• [Given problem] Repeat the entire listing exactly as written.
## Begin Provided data
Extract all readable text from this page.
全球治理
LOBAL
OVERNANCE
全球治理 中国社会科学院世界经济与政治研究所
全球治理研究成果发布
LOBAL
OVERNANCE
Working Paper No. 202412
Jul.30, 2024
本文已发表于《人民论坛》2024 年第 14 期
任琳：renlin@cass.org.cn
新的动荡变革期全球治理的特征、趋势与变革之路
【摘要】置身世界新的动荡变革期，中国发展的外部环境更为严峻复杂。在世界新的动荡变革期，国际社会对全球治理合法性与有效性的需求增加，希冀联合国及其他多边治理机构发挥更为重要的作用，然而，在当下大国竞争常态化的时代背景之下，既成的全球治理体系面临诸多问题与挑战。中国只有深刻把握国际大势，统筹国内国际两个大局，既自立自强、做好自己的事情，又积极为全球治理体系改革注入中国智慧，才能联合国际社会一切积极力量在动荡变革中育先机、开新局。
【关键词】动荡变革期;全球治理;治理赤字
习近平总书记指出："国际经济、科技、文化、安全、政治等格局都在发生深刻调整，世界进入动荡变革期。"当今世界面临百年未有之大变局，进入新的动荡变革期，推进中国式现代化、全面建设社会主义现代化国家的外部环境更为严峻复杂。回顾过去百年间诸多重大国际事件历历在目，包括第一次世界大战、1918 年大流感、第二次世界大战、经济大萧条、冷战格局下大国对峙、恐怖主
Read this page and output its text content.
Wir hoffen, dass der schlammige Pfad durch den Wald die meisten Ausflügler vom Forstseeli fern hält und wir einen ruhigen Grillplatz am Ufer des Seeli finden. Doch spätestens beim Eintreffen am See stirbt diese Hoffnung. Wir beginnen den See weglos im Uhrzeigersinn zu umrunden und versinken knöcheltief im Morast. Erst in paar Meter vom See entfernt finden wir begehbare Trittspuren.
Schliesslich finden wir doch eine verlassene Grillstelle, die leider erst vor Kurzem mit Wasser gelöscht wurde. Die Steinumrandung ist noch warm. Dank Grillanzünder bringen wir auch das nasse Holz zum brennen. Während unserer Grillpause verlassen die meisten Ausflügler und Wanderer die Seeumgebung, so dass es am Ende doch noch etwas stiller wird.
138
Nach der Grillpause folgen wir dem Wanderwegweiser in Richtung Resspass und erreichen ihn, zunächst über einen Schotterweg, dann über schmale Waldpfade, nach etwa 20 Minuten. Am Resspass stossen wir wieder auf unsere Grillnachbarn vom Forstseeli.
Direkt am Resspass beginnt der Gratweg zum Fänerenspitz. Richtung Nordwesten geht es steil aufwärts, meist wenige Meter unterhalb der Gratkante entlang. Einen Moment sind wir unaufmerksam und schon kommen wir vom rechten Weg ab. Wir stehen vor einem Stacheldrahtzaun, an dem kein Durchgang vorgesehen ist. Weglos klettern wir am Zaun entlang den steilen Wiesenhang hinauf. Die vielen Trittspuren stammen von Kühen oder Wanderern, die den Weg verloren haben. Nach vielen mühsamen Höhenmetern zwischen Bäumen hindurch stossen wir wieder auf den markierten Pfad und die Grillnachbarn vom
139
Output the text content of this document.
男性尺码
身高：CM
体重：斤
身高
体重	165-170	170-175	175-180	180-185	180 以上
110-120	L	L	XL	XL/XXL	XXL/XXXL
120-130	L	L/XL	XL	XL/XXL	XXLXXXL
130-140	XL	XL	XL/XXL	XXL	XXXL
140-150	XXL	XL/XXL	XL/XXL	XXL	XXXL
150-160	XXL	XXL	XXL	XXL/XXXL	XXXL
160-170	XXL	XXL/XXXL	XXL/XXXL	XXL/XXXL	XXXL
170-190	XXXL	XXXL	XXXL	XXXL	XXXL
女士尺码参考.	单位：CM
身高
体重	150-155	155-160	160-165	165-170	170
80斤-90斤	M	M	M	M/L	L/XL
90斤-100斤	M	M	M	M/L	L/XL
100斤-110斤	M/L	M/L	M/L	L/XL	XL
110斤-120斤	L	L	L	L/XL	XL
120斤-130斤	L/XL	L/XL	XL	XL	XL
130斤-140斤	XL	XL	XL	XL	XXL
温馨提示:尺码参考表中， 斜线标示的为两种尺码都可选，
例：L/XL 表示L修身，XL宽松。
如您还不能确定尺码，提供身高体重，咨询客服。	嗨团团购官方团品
## End Provided data
• [Answer to the exercise]
Extract all readable text from this page.
全球治理
LOBAL
OVERNANCE
全球治理 中国社会科学院世界经济与政治研究所
全球治理研究成果发布
LOBAL
OVERNANCE
Working Paper No. 202412
Jul.30, 2024
本文已发表于《人民论坛》2024 年第 14 期
任琳：renlin@cass.org.cn
新的动荡变革期全球治理的特征、趋势与变革之路
【摘要】置身世界新的动荡变革期，中国发展的外部环境更为严峻复杂。在世界新的动荡变革期，国际社会对全球治理合法性与有效性的需求增加，希冀联合国及其他多边治理机构发挥更为重要的作用，然而，在当下大国竞争常态化的时代背景之下，既成的全球治理体系面临诸多问题与挑战。中国只有深刻把握国际大势，统筹国内国际两个大局，既自立自强、做好自己的事情，又积极为全球治理体系改革注入中国智慧，才能联合国际社会一切积极力量在动荡变革中育先机、开新局。
【关键词】动荡变革期;全球治理;治理赤字
习近平总书记指出："国际经济、科技、文化、安全、政治等格局都在发生深刻调整，世界进入动荡变革期。"当今世界面临百年未有之大变局，进入新的动荡变革期，推进中国式现代化、全面建设社会主义现代化国家的外部环境更为严峻复杂。回顾过去百年间诸多重大国际事件历历在目，包括第一次世界大战、1918 年大流感、第二次世界大战、经济大萧条、冷战格局下大国对峙、恐怖主
Read this page and output its text content.
Wir hoffen, dass der schlammige Pfad durch den Wald die meisten Ausflügler vom Forstseeli fern hält und wir einen ruhigen Grillplatz am Ufer des Seeli finden. Doch spätestens beim Eintreffen am See stirbt diese Hoffnung. Wir beginnen den See weglos im Uhrzeigersinn zu umrunden und versinken knöcheltief im Morast. Erst in paar Meter vom See entfernt finden wir begehbare Trittspuren.
Schliesslich finden wir doch eine verlassene Grillstelle, die leider erst vor Kurzem mit Wasser gelöscht wurde. Die Steinumrandung ist noch warm. Dank Grillanzünder bringen wir auch das nasse Holz zum brennen. Während unserer Grillpause verlassen die meisten Ausflügler und Wanderer die Seeumgebung, so dass es am Ende doch noch etwas stiller wird.
138
Nach der Grillpause folgen wir dem Wanderwegweiser in Richtung Resspass und erreichen ihn, zunächst über einen Schotterweg, dann über schmale Waldpfade, nach etwa 20 Minuten. Am Resspass stossen wir wieder auf unsere Grillnachbarn vom Forstseeli.
Direkt am Resspass beginnt der Gratweg zum Fänerenspitz. Richtung Nordwesten geht es steil aufwärts, meist wenige Meter unterhalb der Gratkante entlang. Einen Moment sind wir unaufmerksam und schon kommen wir vom rechten Weg ab. Wir stehen vor einem Stacheldrahtzaun, an dem kein Durchgang vorgesehen ist. Weglos klettern wir am Zaun entlang den steilen Wiesenhang hinauf. Die vielen Trittspuren stammen von Kühen oder Wanderern, die den Weg verloren haben. Nach vielen mühsamen Höhenmetern zwischen Bäumen hindurch stossen wir wieder auf den markierten Pfad und die Grillnachbarn vom
139
Output the text content of this document.
男性尺码
身高：CM
体重：斤
身高
体重	165-170	170-175	175-180	180-185	180 以上
110-120	L	L	XL	XL/XXL	XXL/XXXL
120-130	L	L/XL	XL	XL/XXL	XXLXXXL
130-140	XL	XL	XL/XXL	XXL	XXXL
140-150	XXL	XL/XXL	XL/XXL	XXL	XXXL
150-160	XXL	XXL	XXL	XXL/XXXL	XXXL
160-170	XXL	XXL/XXXL	XXL/XXXL	XXL/XXXL	XXXL
170-190	XXXL	XXXL	XXXL	XXXL	XXXL
女士尺码参考.	单位：CM
身高
体重	150-155	155-160	160-165	165-170	170
80斤-90斤	M	M	M	M/L	L/XL
90斤-100斤	M	M	M	M/L	L/XL
100斤-110斤	M/L	M/L	M/L	L/XL	XL
110斤-120斤	L	L	L	L/XL	XL
120斤-130斤	L/XL	L/XL	XL	XL	XL
130斤-140斤	XL	XL	XL	XL	XXL
温馨提示:尺码参考表中， 斜线标示的为两种尺码都可选，
例：L/XL 表示L修身，XL宽松。
如您还不能确定尺码，提供身高体重，咨询客服。	嗨团团购官方团品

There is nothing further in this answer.